=== DATA TO USE ===
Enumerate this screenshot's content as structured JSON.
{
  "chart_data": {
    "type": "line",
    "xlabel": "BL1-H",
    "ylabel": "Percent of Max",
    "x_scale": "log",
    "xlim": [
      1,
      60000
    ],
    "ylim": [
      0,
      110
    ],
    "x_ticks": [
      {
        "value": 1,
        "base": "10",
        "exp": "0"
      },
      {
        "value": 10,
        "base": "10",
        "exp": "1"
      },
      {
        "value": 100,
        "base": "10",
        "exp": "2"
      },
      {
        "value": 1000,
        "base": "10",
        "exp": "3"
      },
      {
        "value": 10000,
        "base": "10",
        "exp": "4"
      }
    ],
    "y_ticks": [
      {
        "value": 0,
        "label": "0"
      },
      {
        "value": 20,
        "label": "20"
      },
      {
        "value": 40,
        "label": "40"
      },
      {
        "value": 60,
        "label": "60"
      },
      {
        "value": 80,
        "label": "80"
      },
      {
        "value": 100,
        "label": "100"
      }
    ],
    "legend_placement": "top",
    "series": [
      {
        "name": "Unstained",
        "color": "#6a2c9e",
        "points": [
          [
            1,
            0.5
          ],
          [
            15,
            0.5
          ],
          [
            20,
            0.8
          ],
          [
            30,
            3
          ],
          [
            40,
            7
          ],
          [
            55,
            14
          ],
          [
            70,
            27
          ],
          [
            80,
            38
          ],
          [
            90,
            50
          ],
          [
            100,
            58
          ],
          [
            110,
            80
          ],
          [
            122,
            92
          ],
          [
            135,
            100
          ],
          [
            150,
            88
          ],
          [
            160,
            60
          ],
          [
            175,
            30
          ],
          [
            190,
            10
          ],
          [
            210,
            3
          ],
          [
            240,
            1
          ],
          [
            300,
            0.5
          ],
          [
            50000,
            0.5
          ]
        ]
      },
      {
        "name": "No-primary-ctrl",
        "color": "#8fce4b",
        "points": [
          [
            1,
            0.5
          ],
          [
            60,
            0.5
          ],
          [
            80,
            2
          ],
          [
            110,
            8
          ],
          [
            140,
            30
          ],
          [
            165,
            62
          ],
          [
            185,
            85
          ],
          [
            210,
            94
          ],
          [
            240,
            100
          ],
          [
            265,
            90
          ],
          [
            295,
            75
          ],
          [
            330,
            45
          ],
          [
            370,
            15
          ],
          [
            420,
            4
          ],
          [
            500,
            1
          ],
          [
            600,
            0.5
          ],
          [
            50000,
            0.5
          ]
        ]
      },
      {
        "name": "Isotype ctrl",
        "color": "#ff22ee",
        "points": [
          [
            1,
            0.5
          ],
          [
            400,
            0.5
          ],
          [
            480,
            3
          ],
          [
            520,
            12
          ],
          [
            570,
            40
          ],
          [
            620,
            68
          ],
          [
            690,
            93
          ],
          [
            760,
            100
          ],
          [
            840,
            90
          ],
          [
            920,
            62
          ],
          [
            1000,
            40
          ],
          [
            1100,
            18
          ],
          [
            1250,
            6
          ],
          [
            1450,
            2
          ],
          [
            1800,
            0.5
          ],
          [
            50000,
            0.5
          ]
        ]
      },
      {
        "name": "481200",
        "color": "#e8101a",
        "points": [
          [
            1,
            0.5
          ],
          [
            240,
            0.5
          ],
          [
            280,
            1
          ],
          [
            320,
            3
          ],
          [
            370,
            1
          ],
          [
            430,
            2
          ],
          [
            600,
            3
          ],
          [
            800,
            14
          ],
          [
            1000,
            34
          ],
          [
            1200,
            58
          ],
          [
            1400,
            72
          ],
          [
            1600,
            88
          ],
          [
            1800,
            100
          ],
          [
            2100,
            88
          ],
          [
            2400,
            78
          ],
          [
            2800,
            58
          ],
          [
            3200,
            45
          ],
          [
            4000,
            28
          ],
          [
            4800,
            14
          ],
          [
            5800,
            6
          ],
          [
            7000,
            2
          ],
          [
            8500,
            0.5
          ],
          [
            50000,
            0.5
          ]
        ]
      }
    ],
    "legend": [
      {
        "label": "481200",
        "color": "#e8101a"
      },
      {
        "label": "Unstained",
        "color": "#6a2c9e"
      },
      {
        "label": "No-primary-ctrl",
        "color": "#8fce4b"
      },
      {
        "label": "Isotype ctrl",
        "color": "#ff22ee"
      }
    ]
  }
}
===
* GOAL OF THE EXERCISE:
Using the records above, say how many lines include the string "color". Only the number is wanted.

* RESULT OF THIS TASK:
8